- **Your objective**
Collect all lines containing the word "xlabel" from the data.
· · · · ·
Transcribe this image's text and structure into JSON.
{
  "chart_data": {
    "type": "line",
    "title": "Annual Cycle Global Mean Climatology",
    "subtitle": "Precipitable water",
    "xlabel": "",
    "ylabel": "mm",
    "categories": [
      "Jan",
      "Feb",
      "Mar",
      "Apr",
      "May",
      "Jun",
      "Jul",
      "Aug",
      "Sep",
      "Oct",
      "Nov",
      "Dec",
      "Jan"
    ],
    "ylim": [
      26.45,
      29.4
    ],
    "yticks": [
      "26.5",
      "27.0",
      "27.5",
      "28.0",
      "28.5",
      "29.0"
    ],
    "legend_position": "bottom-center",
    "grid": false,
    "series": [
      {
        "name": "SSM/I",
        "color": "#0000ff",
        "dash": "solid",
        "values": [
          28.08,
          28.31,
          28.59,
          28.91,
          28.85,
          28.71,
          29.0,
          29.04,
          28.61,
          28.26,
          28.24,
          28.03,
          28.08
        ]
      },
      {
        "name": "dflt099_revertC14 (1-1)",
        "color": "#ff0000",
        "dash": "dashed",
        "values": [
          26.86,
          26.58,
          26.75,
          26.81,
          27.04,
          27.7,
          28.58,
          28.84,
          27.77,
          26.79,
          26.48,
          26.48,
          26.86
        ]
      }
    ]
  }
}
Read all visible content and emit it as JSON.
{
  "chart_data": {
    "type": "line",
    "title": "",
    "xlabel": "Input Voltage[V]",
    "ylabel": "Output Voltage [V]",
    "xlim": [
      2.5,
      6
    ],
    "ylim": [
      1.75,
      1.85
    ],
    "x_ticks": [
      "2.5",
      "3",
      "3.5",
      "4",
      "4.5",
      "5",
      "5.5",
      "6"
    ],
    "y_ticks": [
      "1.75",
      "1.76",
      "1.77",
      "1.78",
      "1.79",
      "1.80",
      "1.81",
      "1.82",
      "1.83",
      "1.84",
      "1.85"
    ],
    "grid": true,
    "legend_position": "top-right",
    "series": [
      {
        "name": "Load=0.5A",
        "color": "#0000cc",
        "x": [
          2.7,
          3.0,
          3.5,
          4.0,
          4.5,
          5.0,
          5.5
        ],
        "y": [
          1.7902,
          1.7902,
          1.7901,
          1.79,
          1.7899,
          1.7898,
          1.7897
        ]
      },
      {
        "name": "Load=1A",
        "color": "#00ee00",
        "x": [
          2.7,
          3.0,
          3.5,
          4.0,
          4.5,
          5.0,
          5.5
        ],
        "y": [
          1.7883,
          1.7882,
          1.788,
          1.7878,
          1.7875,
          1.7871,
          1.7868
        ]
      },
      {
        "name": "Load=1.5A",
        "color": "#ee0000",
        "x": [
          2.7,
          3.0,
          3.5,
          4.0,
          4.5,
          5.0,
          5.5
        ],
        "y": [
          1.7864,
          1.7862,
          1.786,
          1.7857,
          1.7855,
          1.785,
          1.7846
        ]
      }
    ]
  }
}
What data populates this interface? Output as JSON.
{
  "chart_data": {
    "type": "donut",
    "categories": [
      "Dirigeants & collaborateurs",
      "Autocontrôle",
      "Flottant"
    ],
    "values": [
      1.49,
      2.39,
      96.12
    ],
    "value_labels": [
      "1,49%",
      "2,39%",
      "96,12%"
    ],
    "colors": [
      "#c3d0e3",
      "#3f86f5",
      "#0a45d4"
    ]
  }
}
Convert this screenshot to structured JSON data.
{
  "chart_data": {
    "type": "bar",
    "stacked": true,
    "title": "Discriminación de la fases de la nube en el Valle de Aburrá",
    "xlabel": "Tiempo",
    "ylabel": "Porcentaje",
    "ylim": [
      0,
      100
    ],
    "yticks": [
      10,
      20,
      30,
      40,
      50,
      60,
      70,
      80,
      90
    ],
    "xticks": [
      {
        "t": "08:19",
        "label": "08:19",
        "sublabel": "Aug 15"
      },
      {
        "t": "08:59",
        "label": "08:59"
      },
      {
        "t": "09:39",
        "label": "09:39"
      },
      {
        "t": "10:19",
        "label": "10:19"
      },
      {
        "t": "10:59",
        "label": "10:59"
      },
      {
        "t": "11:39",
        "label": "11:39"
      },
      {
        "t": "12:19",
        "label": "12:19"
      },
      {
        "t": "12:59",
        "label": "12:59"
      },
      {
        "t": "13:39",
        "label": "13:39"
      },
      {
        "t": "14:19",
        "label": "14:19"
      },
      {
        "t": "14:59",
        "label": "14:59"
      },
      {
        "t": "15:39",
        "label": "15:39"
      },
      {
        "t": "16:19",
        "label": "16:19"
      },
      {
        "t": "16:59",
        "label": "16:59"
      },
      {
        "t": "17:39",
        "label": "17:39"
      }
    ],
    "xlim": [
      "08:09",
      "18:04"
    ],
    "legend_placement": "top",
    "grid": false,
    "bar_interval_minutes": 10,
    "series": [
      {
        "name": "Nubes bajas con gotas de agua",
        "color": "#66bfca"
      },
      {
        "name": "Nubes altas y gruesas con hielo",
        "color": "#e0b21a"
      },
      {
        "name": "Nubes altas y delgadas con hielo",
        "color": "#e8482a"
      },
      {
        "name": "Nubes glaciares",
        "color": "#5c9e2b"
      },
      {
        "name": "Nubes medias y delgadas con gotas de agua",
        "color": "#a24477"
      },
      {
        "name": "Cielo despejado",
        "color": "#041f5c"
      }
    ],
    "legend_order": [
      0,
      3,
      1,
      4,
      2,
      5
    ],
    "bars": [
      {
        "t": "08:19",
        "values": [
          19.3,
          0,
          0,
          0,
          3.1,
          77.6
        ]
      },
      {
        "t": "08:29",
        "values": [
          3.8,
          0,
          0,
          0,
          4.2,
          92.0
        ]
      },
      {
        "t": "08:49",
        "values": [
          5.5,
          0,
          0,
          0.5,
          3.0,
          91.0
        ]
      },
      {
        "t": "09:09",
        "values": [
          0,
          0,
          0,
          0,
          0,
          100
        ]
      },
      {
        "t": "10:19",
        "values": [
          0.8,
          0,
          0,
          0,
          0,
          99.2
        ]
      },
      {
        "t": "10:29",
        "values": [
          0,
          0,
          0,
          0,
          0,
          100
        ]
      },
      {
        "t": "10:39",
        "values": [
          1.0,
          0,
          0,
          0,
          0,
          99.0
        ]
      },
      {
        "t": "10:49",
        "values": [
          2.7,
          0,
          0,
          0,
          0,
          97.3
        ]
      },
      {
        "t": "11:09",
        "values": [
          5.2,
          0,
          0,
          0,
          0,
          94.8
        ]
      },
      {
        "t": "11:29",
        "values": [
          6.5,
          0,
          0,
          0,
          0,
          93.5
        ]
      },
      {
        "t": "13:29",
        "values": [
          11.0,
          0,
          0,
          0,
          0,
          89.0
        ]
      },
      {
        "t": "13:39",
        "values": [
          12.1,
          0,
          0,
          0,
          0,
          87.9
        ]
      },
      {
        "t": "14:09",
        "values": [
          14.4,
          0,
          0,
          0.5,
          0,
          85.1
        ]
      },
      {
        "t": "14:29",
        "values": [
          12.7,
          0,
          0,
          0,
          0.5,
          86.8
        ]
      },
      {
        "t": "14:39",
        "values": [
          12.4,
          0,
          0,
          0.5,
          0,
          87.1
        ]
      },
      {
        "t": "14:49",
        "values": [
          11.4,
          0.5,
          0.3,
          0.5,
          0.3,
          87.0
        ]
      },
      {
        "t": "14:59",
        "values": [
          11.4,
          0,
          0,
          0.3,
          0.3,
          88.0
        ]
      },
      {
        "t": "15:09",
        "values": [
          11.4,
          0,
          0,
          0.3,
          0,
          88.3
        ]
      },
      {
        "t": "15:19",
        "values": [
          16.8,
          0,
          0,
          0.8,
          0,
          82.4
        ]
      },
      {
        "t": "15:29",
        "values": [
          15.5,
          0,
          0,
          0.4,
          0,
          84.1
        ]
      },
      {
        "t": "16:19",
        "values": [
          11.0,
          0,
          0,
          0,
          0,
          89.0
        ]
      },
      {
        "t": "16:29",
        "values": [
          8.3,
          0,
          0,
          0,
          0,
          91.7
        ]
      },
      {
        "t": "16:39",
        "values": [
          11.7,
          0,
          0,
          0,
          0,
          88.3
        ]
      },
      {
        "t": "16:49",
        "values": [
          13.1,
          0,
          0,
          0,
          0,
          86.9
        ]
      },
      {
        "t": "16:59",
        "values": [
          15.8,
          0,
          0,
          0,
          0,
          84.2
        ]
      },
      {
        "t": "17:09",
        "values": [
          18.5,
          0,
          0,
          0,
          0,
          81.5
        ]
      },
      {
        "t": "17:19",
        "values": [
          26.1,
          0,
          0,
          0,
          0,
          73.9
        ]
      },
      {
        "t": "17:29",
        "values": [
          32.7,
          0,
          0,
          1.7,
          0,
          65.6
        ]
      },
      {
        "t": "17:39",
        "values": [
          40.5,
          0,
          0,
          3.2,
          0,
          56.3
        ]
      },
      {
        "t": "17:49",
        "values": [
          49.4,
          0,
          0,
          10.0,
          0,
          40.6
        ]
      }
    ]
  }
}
· · · · ·
- **Answer to the exercise**
    "xlabel": "",
    "xlabel": "Input Voltage[V]",
    "xlabel": "Tiempo",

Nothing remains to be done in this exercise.